● What is expected:
Restate all of the data exactly.

● Record list:

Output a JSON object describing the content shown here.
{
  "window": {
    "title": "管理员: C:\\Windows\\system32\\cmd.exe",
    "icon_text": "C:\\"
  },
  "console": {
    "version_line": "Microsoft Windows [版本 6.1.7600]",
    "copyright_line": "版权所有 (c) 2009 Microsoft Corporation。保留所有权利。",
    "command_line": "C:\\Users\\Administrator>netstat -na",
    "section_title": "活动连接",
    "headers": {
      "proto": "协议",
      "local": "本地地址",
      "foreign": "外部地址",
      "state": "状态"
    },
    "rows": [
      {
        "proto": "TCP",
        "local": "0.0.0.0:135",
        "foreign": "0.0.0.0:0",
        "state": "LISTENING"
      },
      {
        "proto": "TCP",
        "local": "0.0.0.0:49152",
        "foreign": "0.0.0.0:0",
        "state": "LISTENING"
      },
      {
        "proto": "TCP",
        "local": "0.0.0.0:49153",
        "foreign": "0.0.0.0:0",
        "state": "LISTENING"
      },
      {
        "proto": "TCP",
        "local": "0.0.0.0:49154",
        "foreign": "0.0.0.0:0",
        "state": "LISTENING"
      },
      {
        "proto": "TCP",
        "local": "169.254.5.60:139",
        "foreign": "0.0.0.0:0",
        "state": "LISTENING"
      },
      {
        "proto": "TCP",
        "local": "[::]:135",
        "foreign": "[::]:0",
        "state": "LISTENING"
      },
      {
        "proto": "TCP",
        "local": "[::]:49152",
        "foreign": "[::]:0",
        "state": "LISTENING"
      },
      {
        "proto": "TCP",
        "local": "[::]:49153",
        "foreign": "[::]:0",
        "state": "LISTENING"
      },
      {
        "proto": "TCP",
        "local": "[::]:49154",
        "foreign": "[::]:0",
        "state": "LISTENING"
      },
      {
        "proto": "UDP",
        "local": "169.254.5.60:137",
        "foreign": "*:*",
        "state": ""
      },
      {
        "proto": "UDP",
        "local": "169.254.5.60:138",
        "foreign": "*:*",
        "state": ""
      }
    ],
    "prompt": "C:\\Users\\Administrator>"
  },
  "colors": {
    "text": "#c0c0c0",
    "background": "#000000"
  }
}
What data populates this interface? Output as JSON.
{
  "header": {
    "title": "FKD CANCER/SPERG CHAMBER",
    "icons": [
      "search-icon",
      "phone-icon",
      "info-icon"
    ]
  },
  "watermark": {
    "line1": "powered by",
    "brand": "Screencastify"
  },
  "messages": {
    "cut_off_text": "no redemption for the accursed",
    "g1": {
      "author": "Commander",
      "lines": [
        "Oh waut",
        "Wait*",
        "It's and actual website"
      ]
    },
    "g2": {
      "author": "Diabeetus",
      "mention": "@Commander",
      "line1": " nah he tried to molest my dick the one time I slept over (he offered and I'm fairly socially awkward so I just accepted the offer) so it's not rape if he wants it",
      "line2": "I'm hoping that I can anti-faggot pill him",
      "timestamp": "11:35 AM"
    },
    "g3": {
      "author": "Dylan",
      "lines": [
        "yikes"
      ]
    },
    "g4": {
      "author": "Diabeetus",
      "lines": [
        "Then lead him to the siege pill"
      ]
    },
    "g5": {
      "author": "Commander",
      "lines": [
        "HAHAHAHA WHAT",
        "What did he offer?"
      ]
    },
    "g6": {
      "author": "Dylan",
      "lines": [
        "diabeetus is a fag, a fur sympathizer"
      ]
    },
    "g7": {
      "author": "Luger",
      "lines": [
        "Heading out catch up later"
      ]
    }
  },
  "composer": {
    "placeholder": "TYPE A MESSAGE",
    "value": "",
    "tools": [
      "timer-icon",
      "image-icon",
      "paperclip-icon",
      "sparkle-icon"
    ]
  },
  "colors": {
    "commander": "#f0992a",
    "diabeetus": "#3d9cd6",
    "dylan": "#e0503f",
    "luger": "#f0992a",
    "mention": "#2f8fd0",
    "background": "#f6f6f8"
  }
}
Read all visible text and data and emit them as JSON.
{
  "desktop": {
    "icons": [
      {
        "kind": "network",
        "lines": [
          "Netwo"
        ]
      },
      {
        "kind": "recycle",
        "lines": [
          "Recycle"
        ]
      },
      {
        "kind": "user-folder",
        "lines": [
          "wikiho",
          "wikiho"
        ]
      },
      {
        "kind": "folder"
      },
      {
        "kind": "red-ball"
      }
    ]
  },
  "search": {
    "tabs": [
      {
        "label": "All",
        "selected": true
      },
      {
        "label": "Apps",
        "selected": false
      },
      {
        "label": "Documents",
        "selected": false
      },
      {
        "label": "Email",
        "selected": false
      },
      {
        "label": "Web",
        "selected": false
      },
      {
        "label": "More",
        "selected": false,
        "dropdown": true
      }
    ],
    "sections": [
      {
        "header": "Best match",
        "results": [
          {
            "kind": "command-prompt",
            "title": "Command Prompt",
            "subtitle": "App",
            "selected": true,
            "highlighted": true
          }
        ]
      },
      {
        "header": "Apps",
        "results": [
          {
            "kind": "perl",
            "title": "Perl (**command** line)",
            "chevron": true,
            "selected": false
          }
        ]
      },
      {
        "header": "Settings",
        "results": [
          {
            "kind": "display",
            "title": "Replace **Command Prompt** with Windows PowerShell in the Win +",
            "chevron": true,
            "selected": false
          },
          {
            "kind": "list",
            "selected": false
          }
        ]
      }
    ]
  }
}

● Completed task:
Output a JSON object describing the content shown here.
{
  "window": {
    "title": "管理员: C:\\Windows\\system32\\cmd.exe",
    "icon_text": "C:\\"
  },
  "console": {
    "version_line": "Microsoft Windows [版本 6.1.7600]",
    "copyright_line": "版权所有 (c) 2009 Microsoft Corporation。保留所有权利。",
    "command_line": "C:\\Users\\Administrator>netstat -na",
    "section_title": "活动连接",
    "headers": {
      "proto": "协议",
      "local": "本地地址",
      "foreign": "外部地址",
      "state": "状态"
    },
    "rows": [
      {
        "proto": "TCP",
        "local": "0.0.0.0:135",
        "foreign": "0.0.0.0:0",
        "state": "LISTENING"
      },
      {
        "proto": "TCP",
        "local": "0.0.0.0:49152",
        "foreign": "0.0.0.0:0",
        "state": "LISTENING"
      },
      {
        "proto": "TCP",
        "local": "0.0.0.0:49153",
        "foreign": "0.0.0.0:0",
        "state": "LISTENING"
      },
      {
        "proto": "TCP",
        "local": "0.0.0.0:49154",
        "foreign": "0.0.0.0:0",
        "state": "LISTENING"
      },
      {
        "proto": "TCP",
        "local": "169.254.5.60:139",
        "foreign": "0.0.0.0:0",
        "state": "LISTENING"
      },
      {
        "proto": "TCP",
        "local": "[::]:135",
        "foreign": "[::]:0",
        "state": "LISTENING"
      },
      {
        "proto": "TCP",
        "local": "[::]:49152",
        "foreign": "[::]:0",
        "state": "LISTENING"
      },
      {
        "proto": "TCP",
        "local": "[::]:49153",
        "foreign": "[::]:0",
        "state": "LISTENING"
      },
      {
        "proto": "TCP",
        "local": "[::]:49154",
        "foreign": "[::]:0",
        "state": "LISTENING"
      },
      {
        "proto": "UDP",
        "local": "169.254.5.60:137",
        "foreign": "*:*",
        "state": ""
      },
      {
        "proto": "UDP",
        "local": "169.254.5.60:138",
        "foreign": "*:*",
        "state": ""
      }
    ],
    "prompt": "C:\\Users\\Administrator>"
  },
  "colors": {
    "text": "#c0c0c0",
    "background": "#000000"
  }
}
What data populates this interface? Output as JSON.
{
  "header": {
    "title": "FKD CANCER/SPERG CHAMBER",
    "icons": [
      "search-icon",
      "phone-icon",
      "info-icon"
    ]
  },
  "watermark": {
    "line1": "powered by",
    "brand": "Screencastify"
  },
  "messages": {
    "cut_off_text": "no redemption for the accursed",
    "g1": {
      "author": "Commander",
      "lines": [
        "Oh waut",
        "Wait*",
        "It's and actual website"
      ]
    },
    "g2": {
      "author": "Diabeetus",
      "mention": "@Commander",
      "line1": " nah he tried to molest my dick the one time I slept over (he offered and I'm fairly socially awkward so I just accepted the offer) so it's not rape if he wants it",
      "line2": "I'm hoping that I can anti-faggot pill him",
      "timestamp": "11:35 AM"
    },
    "g3": {
      "author": "Dylan",
      "lines": [
        "yikes"
      ]
    },
    "g4": {
      "author": "Diabeetus",
      "lines": [
        "Then lead him to the siege pill"
      ]
    },
    "g5": {
      "author": "Commander",
      "lines": [
        "HAHAHAHA WHAT",
        "What did he offer?"
      ]
    },
    "g6": {
      "author": "Dylan",
      "lines": [
        "diabeetus is a fag, a fur sympathizer"
      ]
    },
    "g7": {
      "author": "Luger",
      "lines": [
        "Heading out catch up later"
      ]
    }
  },
  "composer": {
    "placeholder": "TYPE A MESSAGE",
    "value": "",
    "tools": [
      "timer-icon",
      "image-icon",
      "paperclip-icon",
      "sparkle-icon"
    ]
  },
  "colors": {
    "commander": "#f0992a",
    "diabeetus": "#3d9cd6",
    "dylan": "#e0503f",
    "luger": "#f0992a",
    "mention": "#2f8fd0",
    "background": "#f6f6f8"
  }
}
Read all visible text and data and emit them as JSON.
{
  "desktop": {
    "icons": [
      {
        "kind": "network",
        "lines": [
          "Netwo"
        ]
      },
      {
        "kind": "recycle",
        "lines": [
          "Recycle"
        ]
      },
      {
        "kind": "user-folder",
        "lines": [
          "wikiho",
          "wikiho"
        ]
      },
      {
        "kind": "folder"
      },
      {
        "kind": "red-ball"
      }
    ]
  },
  "search": {
    "tabs": [
      {
        "label": "All",
        "selected": true
      },
      {
        "label": "Apps",
        "selected": false
      },
      {
        "label": "Documents",
        "selected": false
      },
      {
        "label": "Email",
        "selected": false
      },
      {
        "label": "Web",
        "selected": false
      },
      {
        "label": "More",
        "selected": false,
        "dropdown": true
      }
    ],
    "sections": [
      {
        "header": "Best match",
        "results": [
          {
            "kind": "command-prompt",
            "title": "Command Prompt",
            "subtitle": "App",
            "selected": true,
            "highlighted": true
          }
        ]
      },
      {
        "header": "Apps",
        "results": [
          {
            "kind": "perl",
            "title": "Perl (**command** line)",
            "chevron": true,
            "selected": false
          }
        ]
      },
      {
        "header": "Settings",
        "results": [
          {
            "kind": "display",
            "title": "Replace **Command Prompt** with Windows PowerShell in the Win +",
            "chevron": true,
            "selected": false
          },
          {
            "kind": "list",
            "selected": false
          }
        ]
      }
    ]
  }
}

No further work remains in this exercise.